## Aim of the exercise
Your task is to reproduce the entries below word for word.

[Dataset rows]
═══
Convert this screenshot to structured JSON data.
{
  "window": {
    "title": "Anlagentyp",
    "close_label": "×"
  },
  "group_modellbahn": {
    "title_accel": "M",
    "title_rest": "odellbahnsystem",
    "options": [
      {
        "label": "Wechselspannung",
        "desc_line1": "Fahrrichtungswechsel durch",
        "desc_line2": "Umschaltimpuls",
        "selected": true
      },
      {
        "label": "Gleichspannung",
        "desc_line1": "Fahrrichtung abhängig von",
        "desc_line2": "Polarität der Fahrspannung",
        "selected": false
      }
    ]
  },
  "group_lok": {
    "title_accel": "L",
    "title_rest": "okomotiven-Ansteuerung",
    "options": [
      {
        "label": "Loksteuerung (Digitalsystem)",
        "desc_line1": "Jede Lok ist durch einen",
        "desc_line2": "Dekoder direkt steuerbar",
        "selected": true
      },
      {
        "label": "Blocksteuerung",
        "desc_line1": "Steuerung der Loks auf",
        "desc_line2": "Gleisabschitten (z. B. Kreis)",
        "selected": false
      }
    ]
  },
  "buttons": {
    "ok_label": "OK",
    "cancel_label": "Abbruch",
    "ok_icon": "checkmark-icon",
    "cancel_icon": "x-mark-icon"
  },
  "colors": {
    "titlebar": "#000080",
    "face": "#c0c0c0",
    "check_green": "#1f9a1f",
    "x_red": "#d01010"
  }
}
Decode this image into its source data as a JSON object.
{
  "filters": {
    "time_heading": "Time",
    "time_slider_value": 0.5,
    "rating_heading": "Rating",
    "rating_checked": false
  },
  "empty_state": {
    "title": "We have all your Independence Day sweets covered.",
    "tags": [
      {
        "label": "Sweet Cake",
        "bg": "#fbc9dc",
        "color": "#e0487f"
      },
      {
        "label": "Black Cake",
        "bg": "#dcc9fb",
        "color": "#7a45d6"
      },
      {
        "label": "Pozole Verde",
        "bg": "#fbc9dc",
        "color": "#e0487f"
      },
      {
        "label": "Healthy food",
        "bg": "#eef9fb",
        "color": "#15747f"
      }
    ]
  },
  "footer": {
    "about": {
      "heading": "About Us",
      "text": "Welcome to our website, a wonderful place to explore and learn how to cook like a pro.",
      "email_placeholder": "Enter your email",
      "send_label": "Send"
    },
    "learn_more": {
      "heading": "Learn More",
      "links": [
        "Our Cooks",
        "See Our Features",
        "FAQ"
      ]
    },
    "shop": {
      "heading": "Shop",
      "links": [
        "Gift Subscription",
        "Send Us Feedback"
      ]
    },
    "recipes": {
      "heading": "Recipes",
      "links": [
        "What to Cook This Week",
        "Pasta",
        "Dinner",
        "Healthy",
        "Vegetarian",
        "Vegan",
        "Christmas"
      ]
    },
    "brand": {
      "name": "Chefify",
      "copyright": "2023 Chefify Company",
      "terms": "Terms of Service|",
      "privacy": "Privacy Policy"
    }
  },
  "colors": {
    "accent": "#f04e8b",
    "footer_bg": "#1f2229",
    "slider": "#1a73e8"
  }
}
═══
## Result for this exercise
Convert this screenshot to structured JSON data.
{
  "window": {
    "title": "Anlagentyp",
    "close_label": "×"
  },
  "group_modellbahn": {
    "title_accel": "M",
    "title_rest": "odellbahnsystem",
    "options": [
      {
        "label": "Wechselspannung",
        "desc_line1": "Fahrrichtungswechsel durch",
        "desc_line2": "Umschaltimpuls",
        "selected": true
      },
      {
        "label": "Gleichspannung",
        "desc_line1": "Fahrrichtung abhängig von",
        "desc_line2": "Polarität der Fahrspannung",
        "selected": false
      }
    ]
  },
  "group_lok": {
    "title_accel": "L",
    "title_rest": "okomotiven-Ansteuerung",
    "options": [
      {
        "label": "Loksteuerung (Digitalsystem)",
        "desc_line1": "Jede Lok ist durch einen",
        "desc_line2": "Dekoder direkt steuerbar",
        "selected": true
      },
      {
        "label": "Blocksteuerung",
        "desc_line1": "Steuerung der Loks auf",
        "desc_line2": "Gleisabschitten (z. B. Kreis)",
        "selected": false
      }
    ]
  },
  "buttons": {
    "ok_label": "OK",
    "cancel_label": "Abbruch",
    "ok_icon": "checkmark-icon",
    "cancel_icon": "x-mark-icon"
  },
  "colors": {
    "titlebar": "#000080",
    "face": "#c0c0c0",
    "check_green": "#1f9a1f",
    "x_red": "#d01010"
  }
}
Decode this image into its source data as a JSON object.
{
  "filters": {
    "time_heading": "Time",
    "time_slider_value": 0.5,
    "rating_heading": "Rating",
    "rating_checked": false
  },
  "empty_state": {
    "title": "We have all your Independence Day sweets covered.",
    "tags": [
      {
        "label": "Sweet Cake",
        "bg": "#fbc9dc",
        "color": "#e0487f"
      },
      {
        "label": "Black Cake",
        "bg": "#dcc9fb",
        "color": "#7a45d6"
      },
      {
        "label": "Pozole Verde",
        "bg": "#fbc9dc",
        "color": "#e0487f"
      },
      {
        "label": "Healthy food",
        "bg": "#eef9fb",
        "color": "#15747f"
      }
    ]
  },
  "footer": {
    "about": {
      "heading": "About Us",
      "text": "Welcome to our website, a wonderful place to explore and learn how to cook like a pro.",
      "email_placeholder": "Enter your email",
      "send_label": "Send"
    },
    "learn_more": {
      "heading": "Learn More",
      "links": [
        "Our Cooks",
        "See Our Features",
        "FAQ"
      ]
    },
    "shop": {
      "heading": "Shop",
      "links": [
        "Gift Subscription",
        "Send Us Feedback"
      ]
    },
    "recipes": {
      "heading": "Recipes",
      "links": [
        "What to Cook This Week",
        "Pasta",
        "Dinner",
        "Healthy",
        "Vegetarian",
        "Vegan",
        "Christmas"
      ]
    },
    "brand": {
      "name": "Chefify",
      "copyright": "2023 Chefify Company",
      "terms": "Terms of Service|",
      "privacy": "Privacy Policy"
    }
  },
  "colors": {
    "accent": "#f04e8b",
    "footer_bg": "#1f2229",
    "slider": "#1a73e8"
  }
}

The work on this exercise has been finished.